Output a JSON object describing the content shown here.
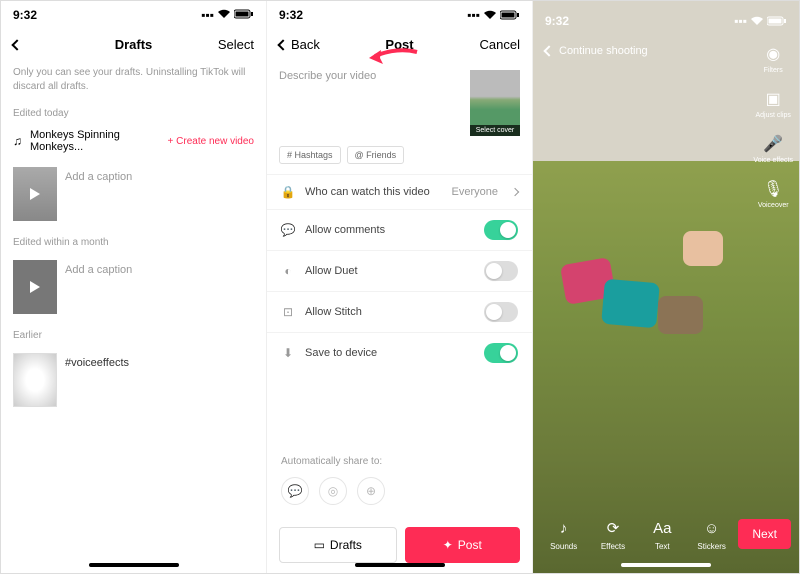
{
  "status": {
    "time": "9:32"
  },
  "panel1": {
    "title": "Drafts",
    "select": "Select",
    "hint": "Only you can see your drafts. Uninstalling TikTok will discard all drafts.",
    "sections": {
      "today": "Edited today",
      "month": "Edited within a month",
      "earlier": "Earlier"
    },
    "music_title": "Monkeys Spinning Monkeys...",
    "create_link": "+ Create new video",
    "caption_ph": "Add a caption",
    "voice_caption": "#voiceeffects"
  },
  "panel2": {
    "back": "Back",
    "title": "Post",
    "cancel": "Cancel",
    "desc_ph": "Describe your video",
    "cover": "Select cover",
    "hashtags": "# Hashtags",
    "friends": "@ Friends",
    "privacy_label": "Who can watch this video",
    "privacy_value": "Everyone",
    "comments": "Allow comments",
    "duet": "Allow Duet",
    "stitch": "Allow Stitch",
    "save": "Save to device",
    "share_label": "Automatically share to:",
    "drafts_btn": "Drafts",
    "post_btn": "Post"
  },
  "panel3": {
    "continue": "Continue shooting",
    "side": {
      "filters": "Filters",
      "adjust": "Adjust clips",
      "voice": "Voice effects",
      "voiceover": "Voiceover"
    },
    "bottom": {
      "sounds": "Sounds",
      "effects": "Effects",
      "text": "Text",
      "stickers": "Stickers"
    },
    "next": "Next"
  }
}
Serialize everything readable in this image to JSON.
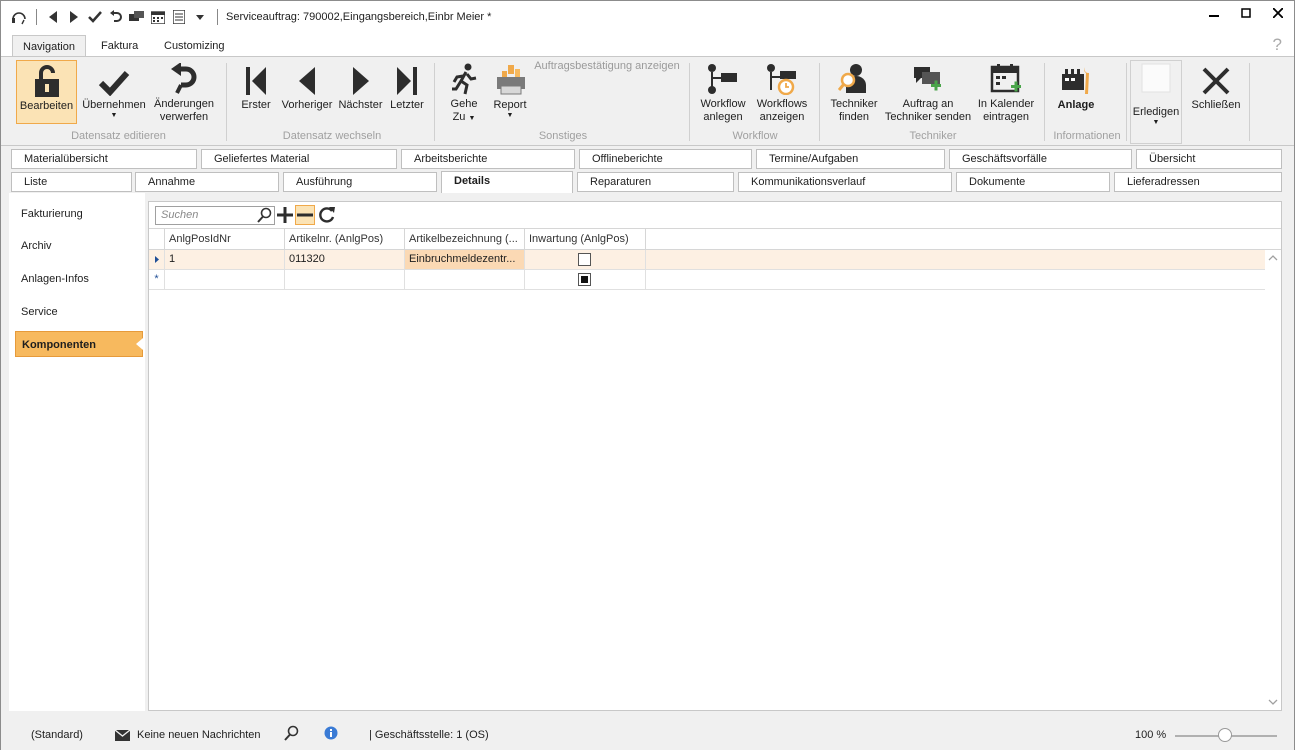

......

• **OBJECTIVE**: Transcribe the listing above verbatim. Omit the pictures.

• **FULL OUTPUT**:
Output a JSON object describing the content shown here.
{
  "status": {
    "time": "9:32"
  },
  "panel1": {
    "title": "Drafts",
    "select": "Select",
    "hint": "Only you can see your drafts. Uninstalling TikTok will discard all drafts.",
    "sections": {
      "today": "Edited today",
      "month": "Edited within a month",
      "earlier": "Earlier"
    },
    "music_title": "Monkeys Spinning Monkeys...",
    "create_link": "+ Create new video",
    "caption_ph": "Add a caption",
    "voice_caption": "#voiceeffects"
  },
  "panel2": {
    "back": "Back",
    "title": "Post",
    "cancel": "Cancel",
    "desc_ph": "Describe your video",
    "cover": "Select cover",
    "hashtags": "# Hashtags",
    "friends": "@ Friends",
    "privacy_label": "Who can watch this video",
    "privacy_value": "Everyone",
    "comments": "Allow comments",
    "duet": "Allow Duet",
    "stitch": "Allow Stitch",
    "save": "Save to device",
    "share_label": "Automatically share to:",
    "drafts_btn": "Drafts",
    "post_btn": "Post"
  },
  "panel3": {
    "continue": "Continue shooting",
    "side": {
      "filters": "Filters",
      "adjust": "Adjust clips",
      "voice": "Voice effects",
      "voiceover": "Voiceover"
    },
    "bottom": {
      "sounds": "Sounds",
      "effects": "Effects",
      "text": "Text",
      "stickers": "Stickers"
    },
    "next": "Next"
  }
}
Serialize everything readable in this image to JSON.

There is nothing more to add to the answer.